Material provided
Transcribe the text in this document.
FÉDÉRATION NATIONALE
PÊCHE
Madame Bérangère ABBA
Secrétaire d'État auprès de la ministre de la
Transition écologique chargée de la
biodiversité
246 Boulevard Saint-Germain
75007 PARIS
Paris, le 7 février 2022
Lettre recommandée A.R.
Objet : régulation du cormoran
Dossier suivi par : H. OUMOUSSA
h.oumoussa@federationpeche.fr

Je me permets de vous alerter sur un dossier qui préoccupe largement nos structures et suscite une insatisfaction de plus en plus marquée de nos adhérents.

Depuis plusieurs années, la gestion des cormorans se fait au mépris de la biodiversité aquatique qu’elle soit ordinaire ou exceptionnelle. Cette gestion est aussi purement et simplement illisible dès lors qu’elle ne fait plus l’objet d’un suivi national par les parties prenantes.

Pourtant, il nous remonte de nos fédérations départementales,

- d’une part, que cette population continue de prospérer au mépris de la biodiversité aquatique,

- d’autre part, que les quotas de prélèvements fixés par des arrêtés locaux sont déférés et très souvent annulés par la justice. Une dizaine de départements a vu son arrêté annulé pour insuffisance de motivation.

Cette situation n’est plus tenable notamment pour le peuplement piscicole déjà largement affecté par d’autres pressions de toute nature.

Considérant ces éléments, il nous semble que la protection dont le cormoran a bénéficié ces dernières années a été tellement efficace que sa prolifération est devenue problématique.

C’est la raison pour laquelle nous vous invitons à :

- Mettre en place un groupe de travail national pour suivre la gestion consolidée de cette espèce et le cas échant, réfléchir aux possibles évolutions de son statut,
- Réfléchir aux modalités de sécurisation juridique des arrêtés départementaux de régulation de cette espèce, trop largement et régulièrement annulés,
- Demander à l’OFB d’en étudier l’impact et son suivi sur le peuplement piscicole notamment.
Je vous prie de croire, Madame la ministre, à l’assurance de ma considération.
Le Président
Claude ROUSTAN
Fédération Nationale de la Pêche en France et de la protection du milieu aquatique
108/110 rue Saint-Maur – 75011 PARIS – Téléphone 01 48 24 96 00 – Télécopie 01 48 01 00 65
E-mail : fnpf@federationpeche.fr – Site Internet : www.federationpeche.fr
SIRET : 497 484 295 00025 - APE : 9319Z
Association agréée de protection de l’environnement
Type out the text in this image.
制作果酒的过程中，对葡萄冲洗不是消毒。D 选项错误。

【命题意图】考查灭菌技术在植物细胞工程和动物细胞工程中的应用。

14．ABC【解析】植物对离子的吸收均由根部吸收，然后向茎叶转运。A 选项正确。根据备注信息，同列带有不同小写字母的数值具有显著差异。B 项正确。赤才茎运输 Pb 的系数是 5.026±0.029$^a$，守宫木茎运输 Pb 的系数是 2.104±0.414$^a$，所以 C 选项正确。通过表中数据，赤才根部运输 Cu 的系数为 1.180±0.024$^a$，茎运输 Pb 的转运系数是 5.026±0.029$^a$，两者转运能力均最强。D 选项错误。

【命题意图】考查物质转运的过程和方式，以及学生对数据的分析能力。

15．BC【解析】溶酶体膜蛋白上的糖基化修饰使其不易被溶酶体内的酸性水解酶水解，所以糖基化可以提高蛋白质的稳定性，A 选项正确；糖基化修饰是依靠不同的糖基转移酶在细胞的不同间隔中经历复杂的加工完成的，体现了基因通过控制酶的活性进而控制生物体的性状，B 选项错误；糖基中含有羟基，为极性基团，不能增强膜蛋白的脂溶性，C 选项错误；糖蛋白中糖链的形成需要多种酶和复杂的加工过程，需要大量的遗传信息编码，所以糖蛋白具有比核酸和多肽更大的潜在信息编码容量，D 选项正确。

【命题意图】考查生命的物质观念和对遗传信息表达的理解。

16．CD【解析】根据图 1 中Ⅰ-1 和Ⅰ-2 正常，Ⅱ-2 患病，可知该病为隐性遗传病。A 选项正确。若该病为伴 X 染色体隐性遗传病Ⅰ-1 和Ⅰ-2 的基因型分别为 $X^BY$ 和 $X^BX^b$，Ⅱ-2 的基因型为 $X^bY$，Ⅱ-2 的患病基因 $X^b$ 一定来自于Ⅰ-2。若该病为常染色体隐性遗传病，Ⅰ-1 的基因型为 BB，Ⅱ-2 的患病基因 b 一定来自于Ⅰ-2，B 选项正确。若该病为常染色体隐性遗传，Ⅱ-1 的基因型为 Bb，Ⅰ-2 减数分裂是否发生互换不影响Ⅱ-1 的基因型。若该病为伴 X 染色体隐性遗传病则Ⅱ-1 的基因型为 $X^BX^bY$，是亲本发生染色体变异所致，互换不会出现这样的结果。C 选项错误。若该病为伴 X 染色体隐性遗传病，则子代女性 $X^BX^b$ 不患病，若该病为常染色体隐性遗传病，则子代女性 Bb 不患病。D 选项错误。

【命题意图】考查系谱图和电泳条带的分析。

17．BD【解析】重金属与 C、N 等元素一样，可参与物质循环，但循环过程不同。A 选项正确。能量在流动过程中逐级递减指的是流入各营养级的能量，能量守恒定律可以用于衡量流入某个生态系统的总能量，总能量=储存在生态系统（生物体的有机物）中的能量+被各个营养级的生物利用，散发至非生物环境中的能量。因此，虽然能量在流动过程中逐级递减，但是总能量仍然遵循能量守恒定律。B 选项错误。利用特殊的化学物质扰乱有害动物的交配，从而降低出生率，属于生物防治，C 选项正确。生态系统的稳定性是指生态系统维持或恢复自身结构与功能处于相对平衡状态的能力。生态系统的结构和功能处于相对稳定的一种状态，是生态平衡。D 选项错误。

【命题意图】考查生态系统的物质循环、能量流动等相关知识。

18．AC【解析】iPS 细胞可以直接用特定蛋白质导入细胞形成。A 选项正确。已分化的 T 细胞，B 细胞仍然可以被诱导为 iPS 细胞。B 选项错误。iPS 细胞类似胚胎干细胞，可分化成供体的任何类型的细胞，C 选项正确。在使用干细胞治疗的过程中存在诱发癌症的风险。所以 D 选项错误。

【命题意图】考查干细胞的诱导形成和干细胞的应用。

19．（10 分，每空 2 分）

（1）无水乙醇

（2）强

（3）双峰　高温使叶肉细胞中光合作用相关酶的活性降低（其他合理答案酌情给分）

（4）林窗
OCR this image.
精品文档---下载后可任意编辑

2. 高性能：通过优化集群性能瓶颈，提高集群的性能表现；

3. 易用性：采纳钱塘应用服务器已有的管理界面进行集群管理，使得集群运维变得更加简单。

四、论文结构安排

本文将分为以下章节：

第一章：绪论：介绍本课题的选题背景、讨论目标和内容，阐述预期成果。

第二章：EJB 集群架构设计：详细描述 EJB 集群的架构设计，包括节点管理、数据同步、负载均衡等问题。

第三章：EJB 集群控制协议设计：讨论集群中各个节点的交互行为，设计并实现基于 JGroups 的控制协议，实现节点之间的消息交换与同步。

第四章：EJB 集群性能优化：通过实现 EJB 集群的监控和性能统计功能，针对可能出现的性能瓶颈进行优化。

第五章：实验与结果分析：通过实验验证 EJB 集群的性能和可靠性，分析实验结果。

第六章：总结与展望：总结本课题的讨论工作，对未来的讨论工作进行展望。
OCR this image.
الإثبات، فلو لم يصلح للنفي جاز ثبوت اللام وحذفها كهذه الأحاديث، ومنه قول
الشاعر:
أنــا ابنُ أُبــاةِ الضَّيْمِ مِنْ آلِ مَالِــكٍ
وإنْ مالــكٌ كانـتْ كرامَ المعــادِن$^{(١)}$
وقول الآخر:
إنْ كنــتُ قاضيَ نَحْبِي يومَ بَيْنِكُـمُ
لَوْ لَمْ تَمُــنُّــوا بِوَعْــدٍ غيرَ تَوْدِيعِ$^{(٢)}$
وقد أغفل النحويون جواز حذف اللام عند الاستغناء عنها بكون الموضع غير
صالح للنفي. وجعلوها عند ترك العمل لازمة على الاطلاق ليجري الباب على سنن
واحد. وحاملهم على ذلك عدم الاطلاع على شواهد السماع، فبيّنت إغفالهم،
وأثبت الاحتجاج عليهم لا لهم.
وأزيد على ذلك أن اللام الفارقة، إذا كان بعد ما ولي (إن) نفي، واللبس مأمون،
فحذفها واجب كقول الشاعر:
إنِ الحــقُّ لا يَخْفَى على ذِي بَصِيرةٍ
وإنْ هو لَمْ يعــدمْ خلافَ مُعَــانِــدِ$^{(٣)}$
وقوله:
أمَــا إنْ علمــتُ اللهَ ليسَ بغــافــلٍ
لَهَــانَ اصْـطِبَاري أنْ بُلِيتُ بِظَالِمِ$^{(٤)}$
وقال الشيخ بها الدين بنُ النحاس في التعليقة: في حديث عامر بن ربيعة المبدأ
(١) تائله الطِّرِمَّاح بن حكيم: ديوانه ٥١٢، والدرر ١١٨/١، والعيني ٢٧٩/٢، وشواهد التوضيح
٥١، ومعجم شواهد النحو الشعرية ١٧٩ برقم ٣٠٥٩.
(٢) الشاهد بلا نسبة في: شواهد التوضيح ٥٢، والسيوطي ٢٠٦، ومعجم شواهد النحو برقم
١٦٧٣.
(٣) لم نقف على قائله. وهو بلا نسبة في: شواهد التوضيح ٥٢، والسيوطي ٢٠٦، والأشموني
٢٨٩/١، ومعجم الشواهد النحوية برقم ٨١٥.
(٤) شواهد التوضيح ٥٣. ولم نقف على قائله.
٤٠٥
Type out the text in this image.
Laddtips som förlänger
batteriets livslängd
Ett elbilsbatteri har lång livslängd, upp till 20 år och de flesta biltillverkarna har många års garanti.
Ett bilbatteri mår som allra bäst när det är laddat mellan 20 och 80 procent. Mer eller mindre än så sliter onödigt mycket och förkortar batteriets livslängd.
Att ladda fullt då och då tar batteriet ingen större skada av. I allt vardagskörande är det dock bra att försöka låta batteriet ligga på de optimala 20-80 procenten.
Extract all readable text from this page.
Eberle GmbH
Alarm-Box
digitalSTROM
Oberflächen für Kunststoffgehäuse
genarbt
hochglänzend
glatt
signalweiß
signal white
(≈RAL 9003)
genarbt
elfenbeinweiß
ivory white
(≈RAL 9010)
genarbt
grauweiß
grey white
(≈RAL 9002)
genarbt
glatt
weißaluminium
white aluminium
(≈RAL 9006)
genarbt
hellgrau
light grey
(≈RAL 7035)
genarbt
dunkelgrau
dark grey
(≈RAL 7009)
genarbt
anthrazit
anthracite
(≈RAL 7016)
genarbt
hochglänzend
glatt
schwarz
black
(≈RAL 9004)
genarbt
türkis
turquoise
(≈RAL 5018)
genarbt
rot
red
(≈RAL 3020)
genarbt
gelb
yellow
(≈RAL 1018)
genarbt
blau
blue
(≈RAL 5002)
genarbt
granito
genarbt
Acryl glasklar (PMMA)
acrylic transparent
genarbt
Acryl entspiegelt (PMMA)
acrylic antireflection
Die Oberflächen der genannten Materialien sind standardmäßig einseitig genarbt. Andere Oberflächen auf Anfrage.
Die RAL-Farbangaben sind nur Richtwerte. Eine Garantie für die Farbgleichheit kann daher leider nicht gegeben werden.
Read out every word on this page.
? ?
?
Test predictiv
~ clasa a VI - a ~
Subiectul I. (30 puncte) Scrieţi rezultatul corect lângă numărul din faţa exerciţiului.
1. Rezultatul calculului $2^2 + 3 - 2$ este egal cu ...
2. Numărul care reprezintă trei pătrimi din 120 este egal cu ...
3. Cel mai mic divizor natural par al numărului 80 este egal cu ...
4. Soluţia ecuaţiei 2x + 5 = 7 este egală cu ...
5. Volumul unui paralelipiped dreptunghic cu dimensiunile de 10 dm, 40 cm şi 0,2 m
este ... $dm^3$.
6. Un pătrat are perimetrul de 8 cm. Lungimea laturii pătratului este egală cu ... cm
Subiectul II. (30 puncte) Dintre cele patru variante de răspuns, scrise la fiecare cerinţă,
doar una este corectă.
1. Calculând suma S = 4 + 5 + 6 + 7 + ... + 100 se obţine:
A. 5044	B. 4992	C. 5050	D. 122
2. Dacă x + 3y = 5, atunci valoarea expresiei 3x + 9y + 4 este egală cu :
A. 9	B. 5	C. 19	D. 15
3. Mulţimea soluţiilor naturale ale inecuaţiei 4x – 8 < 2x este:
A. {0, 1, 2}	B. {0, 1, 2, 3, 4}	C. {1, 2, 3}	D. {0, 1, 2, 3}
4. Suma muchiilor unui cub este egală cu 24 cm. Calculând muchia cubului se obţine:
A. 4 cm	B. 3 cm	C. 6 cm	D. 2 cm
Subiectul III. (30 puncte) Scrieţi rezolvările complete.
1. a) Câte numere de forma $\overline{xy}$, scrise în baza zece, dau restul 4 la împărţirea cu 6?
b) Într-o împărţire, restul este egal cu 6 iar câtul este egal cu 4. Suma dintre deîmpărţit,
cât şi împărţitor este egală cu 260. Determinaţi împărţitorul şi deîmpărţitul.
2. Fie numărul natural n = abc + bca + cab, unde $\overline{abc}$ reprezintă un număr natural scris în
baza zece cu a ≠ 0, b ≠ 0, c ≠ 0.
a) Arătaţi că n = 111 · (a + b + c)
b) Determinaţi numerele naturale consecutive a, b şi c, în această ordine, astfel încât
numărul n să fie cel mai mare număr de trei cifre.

What you are asked to do
In the entries above, find lines with "قائله" and copy each.

Result
(٣) لم نقف على قائله. وهو بلا نسبة في: شواهد التوضيح ٥٢، والسيوطي ٢٠٦، والأشموني
(٤) شواهد التوضيح ٥٣. ولم نقف على قائله.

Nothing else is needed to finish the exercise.